YOUR ASSIGNMENT: Carry on the passage about Sharon's romances with Adam and Victor, starting right after its last sentence.

Start of PAGE EXTRACT

After kidnapping her newborn daughter Faith, Adam Newman (Michael Muhney) bonds with Sharon out of guilt, which results in the two getting married. Despite his actions, Muhney stated that Adam "unequivocally" loves Sharon. After Adam's kidnapping of Faith is revealed, Sharon remains in love with him, angering her family and friends. Case described Sharon's ability to forgive Adam as "a tough pill to swallow", while Jamey Giddens of Daytime Confidential described them as "inappropriate, yet red-hot". After trying to get Adam acquitted for Skye's (his ex-wife's) murder, Sharon is jailed. Case liked "Shadam", noting that the relationship "took us all by surprise...that is what I was referring to with this storyline because of the pace and the vitality that 'Shadam' has." While a fugitive, Adam believes Sharon is dead; however, she sleeps with Sam Gibson (Sean Patrick Flanery). Adam feels betrayed when Sharon returns to Genoa City; he cons her into a jailhouse wedding, and leaves her heartbroken and angry.

To spend time with Faith, Nick forces Sharon to get a restraining order against Adam. The night before the order becomes active, Adam and Sharon make love. Jae' Jones of Yahoo! noted that Sharon's actions would always lead her back to Adam. After Adam is attacked (losing his vision), Sharon brings him back to his mother's farm in Kansas and they become engaged. However, she breaks up with Adam again when his additional past crimes come to light. After marrying Chelsea Lawson (Melissa Claire Egan), Adam helps Sharon through an emotional breakdown (which drove her to burn down Victor's home) and covers her tracks so she is not arrested. Sharon and Adam's attraction drove a wedge between him and Chelsea. Luke Kerr of Daytime Confidential considered Chelsea "out of her league" against Sharon. While Case felt that Nick and Sharon's history "held more weight", she said Sharon's relationship with Adam is "just as deep".

Unlike Nick's mother Nikki Newman (Melody Thomas Scott), his father Victor Newman (Eric Braeden) adored Sharon and maintained a paternal relationship with her over the years. Case described Victor as being Sharon's hero and a "father figure". However, their dynamic changes in January 2012 when Victor marries Sharon so that she can protect his assets while he is in jail; the non-romantic marriage is annulled days later. Several months later, they become romantically involved. Joshua Morrow told Soaps In Depth that he was puzzled as to why Nick had no "legitimate anger" about the relationship, while Braeden was also unhappy with the storyline, stating: "We all have gone through periods of playing something we didn't really like to play so much, but you do it." Case described the relationship as incestuous: "Sometimes controversial storylines can work because you're bringing attention to a controversial issue that the nation is trying to decide on. But this was not one of those things", calling it "upsetting to the audience". The actress was also unfavorable of Sharon marrying Victor in August 2012, believing the writers could have handled the storyline other ways. The short-lived marriage between Victor and Sharon was considered an "inside joke" for the actors. Reflecting on the storyline, Case admitted: "I didn’t understand how I was going to sell a love story between Sharon and Victor for obvious reasons. What motivated Sharon to fall in love with Victor when she’s in love with Adam and Nick?"

End of PAGE EXTRACT
Start of DATA FOR ANALYSIS

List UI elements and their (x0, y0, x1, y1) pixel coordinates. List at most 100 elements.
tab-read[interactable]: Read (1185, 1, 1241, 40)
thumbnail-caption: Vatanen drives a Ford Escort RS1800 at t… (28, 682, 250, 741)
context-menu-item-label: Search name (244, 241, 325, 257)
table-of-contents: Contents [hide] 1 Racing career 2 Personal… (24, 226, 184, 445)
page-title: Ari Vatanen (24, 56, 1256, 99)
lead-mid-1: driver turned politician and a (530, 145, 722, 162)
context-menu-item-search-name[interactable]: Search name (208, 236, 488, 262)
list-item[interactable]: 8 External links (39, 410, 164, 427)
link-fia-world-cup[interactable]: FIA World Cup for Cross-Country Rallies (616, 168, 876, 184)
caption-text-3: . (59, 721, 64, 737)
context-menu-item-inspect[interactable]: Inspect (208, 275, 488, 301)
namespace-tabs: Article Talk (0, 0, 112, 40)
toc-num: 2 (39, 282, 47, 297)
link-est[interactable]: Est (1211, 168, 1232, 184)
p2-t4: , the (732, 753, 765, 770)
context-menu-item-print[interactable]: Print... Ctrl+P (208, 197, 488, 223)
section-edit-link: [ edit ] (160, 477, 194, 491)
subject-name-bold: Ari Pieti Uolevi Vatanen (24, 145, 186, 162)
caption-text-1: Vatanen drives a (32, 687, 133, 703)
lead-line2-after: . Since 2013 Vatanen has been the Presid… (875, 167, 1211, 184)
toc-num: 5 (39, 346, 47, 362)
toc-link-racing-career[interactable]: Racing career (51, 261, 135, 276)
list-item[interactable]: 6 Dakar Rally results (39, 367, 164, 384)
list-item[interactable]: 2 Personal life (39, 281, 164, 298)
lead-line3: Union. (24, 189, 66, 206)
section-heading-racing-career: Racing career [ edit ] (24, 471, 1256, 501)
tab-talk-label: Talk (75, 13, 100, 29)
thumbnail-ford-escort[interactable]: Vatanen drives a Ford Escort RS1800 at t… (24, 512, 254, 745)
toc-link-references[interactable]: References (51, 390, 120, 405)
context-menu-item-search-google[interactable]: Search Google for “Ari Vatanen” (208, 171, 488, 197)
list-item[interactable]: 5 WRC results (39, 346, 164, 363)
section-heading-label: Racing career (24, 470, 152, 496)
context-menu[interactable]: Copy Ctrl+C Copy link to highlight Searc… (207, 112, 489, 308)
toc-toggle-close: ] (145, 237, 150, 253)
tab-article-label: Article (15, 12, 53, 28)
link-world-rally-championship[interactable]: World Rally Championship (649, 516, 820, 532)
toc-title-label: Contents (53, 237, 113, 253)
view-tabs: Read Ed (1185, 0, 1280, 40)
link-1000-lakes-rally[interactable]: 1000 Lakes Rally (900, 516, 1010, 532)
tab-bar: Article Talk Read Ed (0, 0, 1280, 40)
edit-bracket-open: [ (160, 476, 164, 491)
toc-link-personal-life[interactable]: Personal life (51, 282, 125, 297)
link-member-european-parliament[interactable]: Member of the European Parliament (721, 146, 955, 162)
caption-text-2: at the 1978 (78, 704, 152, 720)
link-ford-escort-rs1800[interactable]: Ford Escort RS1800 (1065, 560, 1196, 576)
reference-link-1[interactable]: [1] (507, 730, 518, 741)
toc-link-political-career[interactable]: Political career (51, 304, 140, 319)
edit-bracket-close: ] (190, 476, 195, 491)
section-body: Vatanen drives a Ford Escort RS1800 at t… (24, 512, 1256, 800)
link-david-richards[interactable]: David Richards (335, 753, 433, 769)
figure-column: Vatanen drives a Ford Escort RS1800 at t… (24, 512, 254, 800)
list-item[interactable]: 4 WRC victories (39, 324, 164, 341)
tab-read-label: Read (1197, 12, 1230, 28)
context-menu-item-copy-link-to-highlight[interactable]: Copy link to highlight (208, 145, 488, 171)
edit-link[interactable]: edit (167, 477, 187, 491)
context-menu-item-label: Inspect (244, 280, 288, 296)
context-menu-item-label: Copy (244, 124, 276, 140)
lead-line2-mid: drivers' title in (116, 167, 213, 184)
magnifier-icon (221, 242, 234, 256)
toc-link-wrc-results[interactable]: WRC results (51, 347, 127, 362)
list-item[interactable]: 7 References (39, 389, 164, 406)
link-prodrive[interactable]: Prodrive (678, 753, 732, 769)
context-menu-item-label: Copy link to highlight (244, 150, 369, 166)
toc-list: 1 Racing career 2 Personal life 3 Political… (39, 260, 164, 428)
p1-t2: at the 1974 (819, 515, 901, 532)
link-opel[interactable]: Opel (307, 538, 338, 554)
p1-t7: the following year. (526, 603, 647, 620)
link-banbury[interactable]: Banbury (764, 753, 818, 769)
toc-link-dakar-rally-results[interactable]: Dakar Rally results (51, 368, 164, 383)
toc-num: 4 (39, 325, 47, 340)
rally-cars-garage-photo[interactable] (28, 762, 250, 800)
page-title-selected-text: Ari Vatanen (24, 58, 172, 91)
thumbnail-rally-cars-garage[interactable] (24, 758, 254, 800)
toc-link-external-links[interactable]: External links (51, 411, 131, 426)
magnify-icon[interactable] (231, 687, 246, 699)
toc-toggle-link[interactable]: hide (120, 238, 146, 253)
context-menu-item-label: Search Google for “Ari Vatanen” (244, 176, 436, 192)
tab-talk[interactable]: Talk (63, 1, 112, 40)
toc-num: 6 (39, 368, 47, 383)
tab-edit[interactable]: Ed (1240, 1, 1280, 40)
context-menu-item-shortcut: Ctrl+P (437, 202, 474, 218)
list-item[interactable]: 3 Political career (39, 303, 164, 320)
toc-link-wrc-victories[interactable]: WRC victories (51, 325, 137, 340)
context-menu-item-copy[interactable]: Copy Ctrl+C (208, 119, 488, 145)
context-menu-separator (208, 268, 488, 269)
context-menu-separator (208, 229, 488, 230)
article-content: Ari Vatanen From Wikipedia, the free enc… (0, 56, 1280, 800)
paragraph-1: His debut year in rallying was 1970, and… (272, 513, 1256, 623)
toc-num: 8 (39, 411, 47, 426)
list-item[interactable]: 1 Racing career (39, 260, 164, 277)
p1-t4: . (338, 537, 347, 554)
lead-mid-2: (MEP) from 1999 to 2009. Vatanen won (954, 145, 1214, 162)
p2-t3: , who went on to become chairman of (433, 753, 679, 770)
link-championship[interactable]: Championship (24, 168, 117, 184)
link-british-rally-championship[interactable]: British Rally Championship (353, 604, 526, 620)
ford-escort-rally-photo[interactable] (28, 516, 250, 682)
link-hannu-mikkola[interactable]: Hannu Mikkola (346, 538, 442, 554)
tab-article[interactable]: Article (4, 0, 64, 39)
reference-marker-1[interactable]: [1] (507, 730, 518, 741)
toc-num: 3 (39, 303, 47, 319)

End of DATA FOR ANALYSIS

TASK RESPONSE:
=== Imprisonment and escape ===

Sharon posing as her alias, Sheri Coleman, on a farm in New Mexico.

In January 2011, Sharon is arrested for the murder of Adam's ex-wife, Skye Newman (Laura Stone), and sinks into a state of depression. She had previously traveled to Hawaii to find Skye, who fell into an active volcano. CBS Soaps In Depth reported that a distraught Sharon might commit suicide. After she is sentenced to life in prison Sharon claims she is ill, going to a bathroom where Adam hid a duffel bag for her escape. She overcomes an officer with chloroform, and escapes through a window. Adam has given her a false identification, a passport and cash. She stops at a gas station, where she dyes her hair brunette and changes into a revealing outfit. Case said that although the storyline was fun, she disliked being a brunette. Later, Sharon is carjacked and her possessions stolen; the female carjacker dies after the car crashes. The body is identified as Sharon's, leaving her family and friends believing she died. Case, who wanted to do a Mr. & Mrs. Smith-type storyline, said that she had her chance when Sharon became a fugitive. The actress enjoyed playing the "aggressive" side of Sharon when she attacked the prison guard.

After escaping from Genoa City, Sharon then lives under the pseudonym of Sheri Coleman for several months in New Mexico. While there she seduces Sam Gibson (Sean Patrick Flanery), who lets her stay at his farm; she bonds with the barn animals and a young local girl named Piper. Case said that although she hoped the "recklessness" of her character would continue, she found Sharon's storyline with Sam, Piper and the animals "really beautiful". Case hoped the story would take a different route, where she could meet Adam on the run and create a Bonnie and Clyde scenario.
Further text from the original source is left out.